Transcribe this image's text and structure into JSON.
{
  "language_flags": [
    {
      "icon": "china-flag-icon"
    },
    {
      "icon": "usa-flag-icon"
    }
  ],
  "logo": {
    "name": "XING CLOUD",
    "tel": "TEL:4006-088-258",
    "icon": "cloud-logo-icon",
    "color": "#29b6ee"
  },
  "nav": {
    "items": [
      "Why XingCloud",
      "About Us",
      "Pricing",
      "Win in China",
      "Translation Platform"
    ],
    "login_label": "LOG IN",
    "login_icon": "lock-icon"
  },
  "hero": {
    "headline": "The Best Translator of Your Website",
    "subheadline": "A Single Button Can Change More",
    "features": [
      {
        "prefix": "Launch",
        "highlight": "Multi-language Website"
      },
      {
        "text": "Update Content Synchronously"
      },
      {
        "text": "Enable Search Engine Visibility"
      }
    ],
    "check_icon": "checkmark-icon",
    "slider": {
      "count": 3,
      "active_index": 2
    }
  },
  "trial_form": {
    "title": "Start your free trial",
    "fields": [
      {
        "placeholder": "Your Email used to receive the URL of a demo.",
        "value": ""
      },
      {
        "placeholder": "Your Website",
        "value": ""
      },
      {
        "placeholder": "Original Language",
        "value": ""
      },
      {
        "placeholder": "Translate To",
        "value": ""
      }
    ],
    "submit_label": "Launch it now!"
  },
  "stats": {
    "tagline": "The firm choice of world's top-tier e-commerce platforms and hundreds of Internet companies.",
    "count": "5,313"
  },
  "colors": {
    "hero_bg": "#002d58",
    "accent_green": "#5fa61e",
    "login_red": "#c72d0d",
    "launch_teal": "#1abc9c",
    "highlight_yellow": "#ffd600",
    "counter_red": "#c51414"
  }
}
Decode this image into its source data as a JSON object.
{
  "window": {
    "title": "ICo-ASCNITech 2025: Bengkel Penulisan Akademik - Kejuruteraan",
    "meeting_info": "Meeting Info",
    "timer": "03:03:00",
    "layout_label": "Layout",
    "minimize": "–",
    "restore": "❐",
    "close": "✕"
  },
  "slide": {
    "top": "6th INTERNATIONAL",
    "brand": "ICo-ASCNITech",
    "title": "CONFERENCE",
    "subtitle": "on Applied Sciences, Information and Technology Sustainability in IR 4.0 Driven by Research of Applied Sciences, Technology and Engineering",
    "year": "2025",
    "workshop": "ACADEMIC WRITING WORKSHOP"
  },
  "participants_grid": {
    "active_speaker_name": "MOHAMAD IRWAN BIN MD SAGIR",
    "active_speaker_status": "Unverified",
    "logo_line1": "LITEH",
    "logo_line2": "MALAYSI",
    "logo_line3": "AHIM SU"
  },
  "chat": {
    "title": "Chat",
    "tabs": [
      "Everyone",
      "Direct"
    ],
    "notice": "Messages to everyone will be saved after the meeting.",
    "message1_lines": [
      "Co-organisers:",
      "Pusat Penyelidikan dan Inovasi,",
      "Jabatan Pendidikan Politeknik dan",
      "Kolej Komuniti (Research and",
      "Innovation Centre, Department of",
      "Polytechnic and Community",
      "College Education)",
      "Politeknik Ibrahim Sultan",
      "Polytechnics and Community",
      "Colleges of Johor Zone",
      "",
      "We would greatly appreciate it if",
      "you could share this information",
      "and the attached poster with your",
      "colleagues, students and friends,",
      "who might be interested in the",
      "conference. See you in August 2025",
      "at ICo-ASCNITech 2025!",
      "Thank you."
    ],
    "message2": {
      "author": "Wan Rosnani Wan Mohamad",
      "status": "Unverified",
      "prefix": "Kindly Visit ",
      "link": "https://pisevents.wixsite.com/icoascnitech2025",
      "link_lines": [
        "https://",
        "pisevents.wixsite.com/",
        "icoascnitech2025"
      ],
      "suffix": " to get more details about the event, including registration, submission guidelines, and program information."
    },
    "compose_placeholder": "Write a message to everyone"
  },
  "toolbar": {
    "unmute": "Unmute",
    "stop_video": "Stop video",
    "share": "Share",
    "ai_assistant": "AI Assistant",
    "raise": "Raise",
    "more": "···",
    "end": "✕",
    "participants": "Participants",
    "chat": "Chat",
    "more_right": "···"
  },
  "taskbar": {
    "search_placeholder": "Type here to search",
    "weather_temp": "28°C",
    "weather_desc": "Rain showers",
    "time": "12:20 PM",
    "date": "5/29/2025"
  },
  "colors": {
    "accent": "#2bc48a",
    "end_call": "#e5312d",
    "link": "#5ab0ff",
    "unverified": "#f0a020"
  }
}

========

Goal of the exercise
In the records above, locate every line with the string "Website" and copy it.

Task response
    "headline": "The Best Translator of Your Website",
        "highlight": "Multi-language Website"
        "placeholder": "Your Website",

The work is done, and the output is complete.